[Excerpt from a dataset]
Start
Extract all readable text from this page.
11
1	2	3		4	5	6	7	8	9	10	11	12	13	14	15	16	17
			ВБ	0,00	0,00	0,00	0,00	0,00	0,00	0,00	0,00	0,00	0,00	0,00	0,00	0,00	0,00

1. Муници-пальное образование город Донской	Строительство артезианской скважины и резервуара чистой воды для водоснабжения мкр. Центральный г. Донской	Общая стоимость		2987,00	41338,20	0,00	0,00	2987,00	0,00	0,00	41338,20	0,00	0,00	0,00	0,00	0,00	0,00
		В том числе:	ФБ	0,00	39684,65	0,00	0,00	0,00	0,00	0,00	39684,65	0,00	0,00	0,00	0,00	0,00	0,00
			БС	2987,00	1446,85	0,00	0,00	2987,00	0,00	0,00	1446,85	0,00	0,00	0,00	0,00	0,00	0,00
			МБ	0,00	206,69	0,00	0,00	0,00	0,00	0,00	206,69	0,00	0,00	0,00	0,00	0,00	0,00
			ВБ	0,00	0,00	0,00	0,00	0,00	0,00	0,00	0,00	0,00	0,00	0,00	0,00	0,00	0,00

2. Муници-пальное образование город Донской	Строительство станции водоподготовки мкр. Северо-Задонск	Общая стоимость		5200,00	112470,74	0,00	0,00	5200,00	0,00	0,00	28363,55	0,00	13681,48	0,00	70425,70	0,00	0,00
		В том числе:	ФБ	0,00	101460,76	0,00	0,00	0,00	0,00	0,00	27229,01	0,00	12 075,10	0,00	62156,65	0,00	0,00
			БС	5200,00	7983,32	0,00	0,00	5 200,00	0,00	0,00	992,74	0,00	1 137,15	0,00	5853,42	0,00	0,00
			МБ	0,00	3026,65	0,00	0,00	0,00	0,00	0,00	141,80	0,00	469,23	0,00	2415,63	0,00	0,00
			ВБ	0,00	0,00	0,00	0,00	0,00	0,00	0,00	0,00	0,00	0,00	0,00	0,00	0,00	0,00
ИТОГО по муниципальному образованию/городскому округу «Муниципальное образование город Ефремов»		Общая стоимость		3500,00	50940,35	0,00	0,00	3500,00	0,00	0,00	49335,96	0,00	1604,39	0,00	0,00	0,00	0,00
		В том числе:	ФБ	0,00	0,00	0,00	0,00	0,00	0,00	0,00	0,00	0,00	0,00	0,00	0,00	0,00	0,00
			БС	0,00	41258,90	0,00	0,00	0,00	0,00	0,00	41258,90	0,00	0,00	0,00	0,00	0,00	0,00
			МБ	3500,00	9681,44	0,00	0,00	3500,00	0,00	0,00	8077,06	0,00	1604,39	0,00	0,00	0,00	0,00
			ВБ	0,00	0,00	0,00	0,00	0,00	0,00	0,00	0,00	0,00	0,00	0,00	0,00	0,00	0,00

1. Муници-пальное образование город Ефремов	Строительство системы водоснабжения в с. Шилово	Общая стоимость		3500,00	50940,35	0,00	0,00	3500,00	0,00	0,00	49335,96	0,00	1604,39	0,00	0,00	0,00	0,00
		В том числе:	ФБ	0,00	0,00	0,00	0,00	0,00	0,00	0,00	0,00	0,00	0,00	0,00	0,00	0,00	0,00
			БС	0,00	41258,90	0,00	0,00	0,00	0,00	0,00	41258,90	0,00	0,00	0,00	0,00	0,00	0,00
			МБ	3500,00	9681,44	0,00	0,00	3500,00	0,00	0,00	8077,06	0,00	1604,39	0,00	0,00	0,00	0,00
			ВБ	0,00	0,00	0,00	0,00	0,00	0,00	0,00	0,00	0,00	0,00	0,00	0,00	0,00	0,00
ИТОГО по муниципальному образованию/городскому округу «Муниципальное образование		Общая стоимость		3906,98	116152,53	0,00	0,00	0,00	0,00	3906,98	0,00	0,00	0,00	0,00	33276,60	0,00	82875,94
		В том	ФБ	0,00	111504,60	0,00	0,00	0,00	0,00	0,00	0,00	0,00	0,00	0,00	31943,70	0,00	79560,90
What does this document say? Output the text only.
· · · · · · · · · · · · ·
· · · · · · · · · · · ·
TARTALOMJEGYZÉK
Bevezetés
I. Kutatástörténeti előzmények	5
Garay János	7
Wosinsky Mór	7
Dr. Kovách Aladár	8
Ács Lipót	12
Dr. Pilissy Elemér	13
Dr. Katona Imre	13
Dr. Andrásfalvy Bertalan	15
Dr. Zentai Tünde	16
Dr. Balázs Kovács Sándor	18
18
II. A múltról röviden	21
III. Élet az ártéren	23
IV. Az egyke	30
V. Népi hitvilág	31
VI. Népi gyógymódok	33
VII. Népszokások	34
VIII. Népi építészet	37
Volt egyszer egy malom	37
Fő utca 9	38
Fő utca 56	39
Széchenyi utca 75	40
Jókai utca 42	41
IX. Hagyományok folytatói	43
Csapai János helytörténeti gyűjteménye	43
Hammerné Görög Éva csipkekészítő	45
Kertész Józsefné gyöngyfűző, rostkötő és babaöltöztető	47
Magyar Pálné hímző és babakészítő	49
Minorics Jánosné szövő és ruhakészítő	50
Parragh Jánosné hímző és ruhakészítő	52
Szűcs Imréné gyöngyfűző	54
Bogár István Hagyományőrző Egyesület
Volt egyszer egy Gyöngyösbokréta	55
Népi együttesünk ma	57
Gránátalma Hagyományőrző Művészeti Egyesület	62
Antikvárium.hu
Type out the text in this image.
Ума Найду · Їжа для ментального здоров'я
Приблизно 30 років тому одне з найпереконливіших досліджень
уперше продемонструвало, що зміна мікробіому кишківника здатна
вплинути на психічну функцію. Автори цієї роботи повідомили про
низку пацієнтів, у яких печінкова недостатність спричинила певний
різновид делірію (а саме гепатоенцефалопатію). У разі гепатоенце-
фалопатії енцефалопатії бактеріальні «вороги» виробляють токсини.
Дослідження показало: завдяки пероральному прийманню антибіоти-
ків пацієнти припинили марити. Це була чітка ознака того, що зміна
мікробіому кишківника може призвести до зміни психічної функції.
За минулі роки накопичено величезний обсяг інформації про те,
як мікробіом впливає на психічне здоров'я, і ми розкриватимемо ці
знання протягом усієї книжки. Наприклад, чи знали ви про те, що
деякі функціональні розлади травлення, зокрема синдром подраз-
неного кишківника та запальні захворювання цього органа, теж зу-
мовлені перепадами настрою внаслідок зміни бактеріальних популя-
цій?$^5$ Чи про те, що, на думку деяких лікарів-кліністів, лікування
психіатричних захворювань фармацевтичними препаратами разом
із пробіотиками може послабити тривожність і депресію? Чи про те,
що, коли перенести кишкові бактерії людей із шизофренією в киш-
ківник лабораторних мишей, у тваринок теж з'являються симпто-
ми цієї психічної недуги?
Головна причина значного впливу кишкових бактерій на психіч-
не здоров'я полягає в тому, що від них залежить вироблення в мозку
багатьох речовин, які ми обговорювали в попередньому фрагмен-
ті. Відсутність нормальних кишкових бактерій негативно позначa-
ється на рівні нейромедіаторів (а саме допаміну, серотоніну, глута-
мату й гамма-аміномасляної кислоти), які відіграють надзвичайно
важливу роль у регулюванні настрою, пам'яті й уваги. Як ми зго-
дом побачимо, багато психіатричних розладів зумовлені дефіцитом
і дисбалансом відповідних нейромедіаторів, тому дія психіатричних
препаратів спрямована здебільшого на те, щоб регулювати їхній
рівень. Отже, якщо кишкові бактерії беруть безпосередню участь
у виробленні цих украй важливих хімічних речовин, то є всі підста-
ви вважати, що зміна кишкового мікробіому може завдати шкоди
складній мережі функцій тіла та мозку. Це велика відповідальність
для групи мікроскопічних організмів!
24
End
**Task objective**.
Copy each line of the data exactly, leaving nothing out.

**Answer to this problem**.
Extract all readable text from this page.
11
1	2	3		4	5	6	7	8	9	10	11	12	13	14	15	16	17
			ВБ	0,00	0,00	0,00	0,00	0,00	0,00	0,00	0,00	0,00	0,00	0,00	0,00	0,00	0,00

1. Муници-пальное образование город Донской	Строительство артезианской скважины и резервуара чистой воды для водоснабжения мкр. Центральный г. Донской	Общая стоимость		2987,00	41338,20	0,00	0,00	2987,00	0,00	0,00	41338,20	0,00	0,00	0,00	0,00	0,00	0,00
		В том числе:	ФБ	0,00	39684,65	0,00	0,00	0,00	0,00	0,00	39684,65	0,00	0,00	0,00	0,00	0,00	0,00
			БС	2987,00	1446,85	0,00	0,00	2987,00	0,00	0,00	1446,85	0,00	0,00	0,00	0,00	0,00	0,00
			МБ	0,00	206,69	0,00	0,00	0,00	0,00	0,00	206,69	0,00	0,00	0,00	0,00	0,00	0,00
			ВБ	0,00	0,00	0,00	0,00	0,00	0,00	0,00	0,00	0,00	0,00	0,00	0,00	0,00	0,00

2. Муници-пальное образование город Донской	Строительство станции водоподготовки мкр. Северо-Задонск	Общая стоимость		5200,00	112470,74	0,00	0,00	5200,00	0,00	0,00	28363,55	0,00	13681,48	0,00	70425,70	0,00	0,00
		В том числе:	ФБ	0,00	101460,76	0,00	0,00	0,00	0,00	0,00	27229,01	0,00	12 075,10	0,00	62156,65	0,00	0,00
			БС	5200,00	7983,32	0,00	0,00	5 200,00	0,00	0,00	992,74	0,00	1 137,15	0,00	5853,42	0,00	0,00
			МБ	0,00	3026,65	0,00	0,00	0,00	0,00	0,00	141,80	0,00	469,23	0,00	2415,63	0,00	0,00
			ВБ	0,00	0,00	0,00	0,00	0,00	0,00	0,00	0,00	0,00	0,00	0,00	0,00	0,00	0,00
ИТОГО по муниципальному образованию/городскому округу «Муниципальное образование город Ефремов»		Общая стоимость		3500,00	50940,35	0,00	0,00	3500,00	0,00	0,00	49335,96	0,00	1604,39	0,00	0,00	0,00	0,00
		В том числе:	ФБ	0,00	0,00	0,00	0,00	0,00	0,00	0,00	0,00	0,00	0,00	0,00	0,00	0,00	0,00
			БС	0,00	41258,90	0,00	0,00	0,00	0,00	0,00	41258,90	0,00	0,00	0,00	0,00	0,00	0,00
			МБ	3500,00	9681,44	0,00	0,00	3500,00	0,00	0,00	8077,06	0,00	1604,39	0,00	0,00	0,00	0,00
			ВБ	0,00	0,00	0,00	0,00	0,00	0,00	0,00	0,00	0,00	0,00	0,00	0,00	0,00	0,00

1. Муници-пальное образование город Ефремов	Строительство системы водоснабжения в с. Шилово	Общая стоимость		3500,00	50940,35	0,00	0,00	3500,00	0,00	0,00	49335,96	0,00	1604,39	0,00	0,00	0,00	0,00
		В том числе:	ФБ	0,00	0,00	0,00	0,00	0,00	0,00	0,00	0,00	0,00	0,00	0,00	0,00	0,00	0,00
			БС	0,00	41258,90	0,00	0,00	0,00	0,00	0,00	41258,90	0,00	0,00	0,00	0,00	0,00	0,00
			МБ	3500,00	9681,44	0,00	0,00	3500,00	0,00	0,00	8077,06	0,00	1604,39	0,00	0,00	0,00	0,00
			ВБ	0,00	0,00	0,00	0,00	0,00	0,00	0,00	0,00	0,00	0,00	0,00	0,00	0,00	0,00
ИТОГО по муниципальному образованию/городскому округу «Муниципальное образование		Общая стоимость		3906,98	116152,53	0,00	0,00	0,00	0,00	3906,98	0,00	0,00	0,00	0,00	33276,60	0,00	82875,94
		В том	ФБ	0,00	111504,60	0,00	0,00	0,00	0,00	0,00	0,00	0,00	0,00	0,00	31943,70	0,00	79560,90
What does this document say? Output the text only.
· · · · · · · · · · · · ·
· · · · · · · · · · · ·
TARTALOMJEGYZÉK
Bevezetés
I. Kutatástörténeti előzmények	5
Garay János	7
Wosinsky Mór	7
Dr. Kovách Aladár	8
Ács Lipót	12
Dr. Pilissy Elemér	13
Dr. Katona Imre	13
Dr. Andrásfalvy Bertalan	15
Dr. Zentai Tünde	16
Dr. Balázs Kovács Sándor	18
18
II. A múltról röviden	21
III. Élet az ártéren	23
IV. Az egyke	30
V. Népi hitvilág	31
VI. Népi gyógymódok	33
VII. Népszokások	34
VIII. Népi építészet	37
Volt egyszer egy malom	37
Fő utca 9	38
Fő utca 56	39
Széchenyi utca 75	40
Jókai utca 42	41
IX. Hagyományok folytatói	43
Csapai János helytörténeti gyűjteménye	43
Hammerné Görög Éva csipkekészítő	45
Kertész Józsefné gyöngyfűző, rostkötő és babaöltöztető	47
Magyar Pálné hímző és babakészítő	49
Minorics Jánosné szövő és ruhakészítő	50
Parragh Jánosné hímző és ruhakészítő	52
Szűcs Imréné gyöngyfűző	54
Bogár István Hagyományőrző Egyesület
Volt egyszer egy Gyöngyösbokréta	55
Népi együttesünk ma	57
Gránátalma Hagyományőrző Művészeti Egyesület	62
Antikvárium.hu
Type out the text in this image.
Ума Найду · Їжа для ментального здоров'я
Приблизно 30 років тому одне з найпереконливіших досліджень
уперше продемонструвало, що зміна мікробіому кишківника здатна
вплинути на психічну функцію. Автори цієї роботи повідомили про
низку пацієнтів, у яких печінкова недостатність спричинила певний
різновид делірію (а саме гепатоенцефалопатію). У разі гепатоенце-
фалопатії енцефалопатії бактеріальні «вороги» виробляють токсини.
Дослідження показало: завдяки пероральному прийманню антибіоти-
ків пацієнти припинили марити. Це була чітка ознака того, що зміна
мікробіому кишківника може призвести до зміни психічної функції.
За минулі роки накопичено величезний обсяг інформації про те,
як мікробіом впливає на психічне здоров'я, і ми розкриватимемо ці
знання протягом усієї книжки. Наприклад, чи знали ви про те, що
деякі функціональні розлади травлення, зокрема синдром подраз-
неного кишківника та запальні захворювання цього органа, теж зу-
мовлені перепадами настрою внаслідок зміни бактеріальних популя-
цій?$^5$ Чи про те, що, на думку деяких лікарів-кліністів, лікування
психіатричних захворювань фармацевтичними препаратами разом
із пробіотиками може послабити тривожність і депресію? Чи про те,
що, коли перенести кишкові бактерії людей із шизофренією в киш-
ківник лабораторних мишей, у тваринок теж з'являються симпто-
ми цієї психічної недуги?
Головна причина значного впливу кишкових бактерій на психіч-
не здоров'я полягає в тому, що від них залежить вироблення в мозку
багатьох речовин, які ми обговорювали в попередньому фрагмен-
ті. Відсутність нормальних кишкових бактерій негативно позначa-
ється на рівні нейромедіаторів (а саме допаміну, серотоніну, глута-
мату й гамма-аміномасляної кислоти), які відіграють надзвичайно
важливу роль у регулюванні настрою, пам'яті й уваги. Як ми зго-
дом побачимо, багато психіатричних розладів зумовлені дефіцитом
і дисбалансом відповідних нейромедіаторів, тому дія психіатричних
препаратів спрямована здебільшого на те, щоб регулювати їхній
рівень. Отже, якщо кишкові бактерії беруть безпосередню участь
у виробленні цих украй важливих хімічних речовин, то є всі підста-
ви вважати, що зміна кишкового мікробіому може завдати шкоди
складній мережі функцій тіла та мозку. Це велика відповідальність
для групи мікроскопічних організмів!
24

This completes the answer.